▶ Given exercise
Copy each line with the word "name" in it.

________________________

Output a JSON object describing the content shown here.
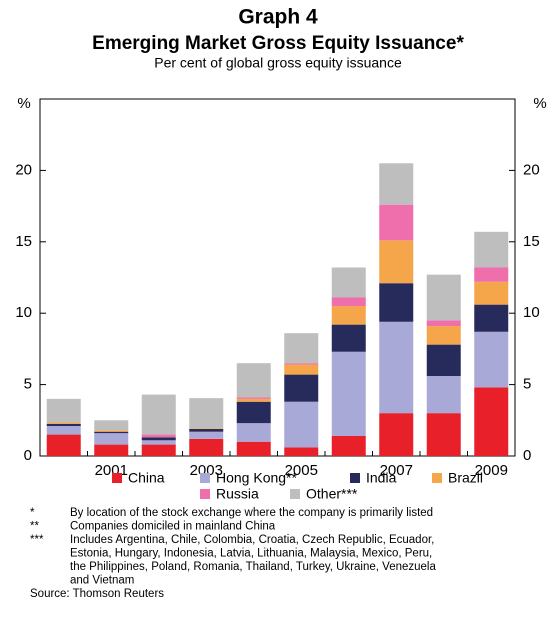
{
  "chart_data": {
    "type": "stacked_bar",
    "title": "Graph 4",
    "subtitle": "Emerging Market Gross Equity Issuance*",
    "description": "Per cent of global gross equity issuance",
    "y_label": "%",
    "categories": [
      null,
      "2001",
      null,
      "2003",
      null,
      "2005",
      null,
      "2007",
      null,
      "2009"
    ],
    "series": [
      {
        "name": "China",
        "color": "#e8202a",
        "values": [
          1.5,
          0.8,
          0.8,
          1.2,
          1.0,
          0.6,
          1.4,
          3.0,
          3.0,
          4.8
        ]
      },
      {
        "name": "Hong Kong**",
        "color": "#a9a9d8",
        "values": [
          0.6,
          0.8,
          0.3,
          0.5,
          1.3,
          3.2,
          5.9,
          6.4,
          2.6,
          3.9
        ]
      },
      {
        "name": "India",
        "color": "#262b5c",
        "values": [
          0.15,
          0.1,
          0.2,
          0.2,
          1.5,
          1.9,
          1.9,
          2.7,
          2.2,
          1.9
        ]
      },
      {
        "name": "Brazil",
        "color": "#f5a54a",
        "values": [
          0.1,
          0.1,
          0,
          0.05,
          0.2,
          0.7,
          1.3,
          3.0,
          1.3,
          1.6
        ]
      },
      {
        "name": "Russia",
        "color": "#ee6fab",
        "values": [
          0,
          0,
          0.2,
          0,
          0.1,
          0.1,
          0.6,
          2.5,
          0.4,
          1.0
        ]
      },
      {
        "name": "Other***",
        "color": "#bebebf",
        "values": [
          1.65,
          0.7,
          2.8,
          2.1,
          2.4,
          2.1,
          2.1,
          2.9,
          3.2,
          2.5
        ]
      }
    ],
    "ylim": [
      0,
      25
    ],
    "yticks": [
      0,
      5,
      10,
      15,
      20
    ],
    "notes": [
      {
        "marker": "*",
        "text": "By location of the stock exchange where the company is primarily listed"
      },
      {
        "marker": "**",
        "text": "Companies domiciled in mainland China"
      },
      {
        "marker": "***",
        "text": [
          "Includes Argentina, Chile, Colombia, Croatia, Czech Republic, Ecuador,",
          "Estonia, Hungary, Indonesia, Latvia, Lithuania, Malaysia, Mexico, Peru,",
          "the Philippines, Poland, Romania, Thailand, Turkey, Ukraine, Venezuela",
          "and Vietnam"
        ]
      }
    ],
    "source": "Source: Thomson Reuters"
  }
}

________________________

▶ Complete answer
        "name": "China",
        "name": "Hong Kong**",
        "name": "India",
        "name": "Brazil",
        "name": "Russia",
        "name": "Other***",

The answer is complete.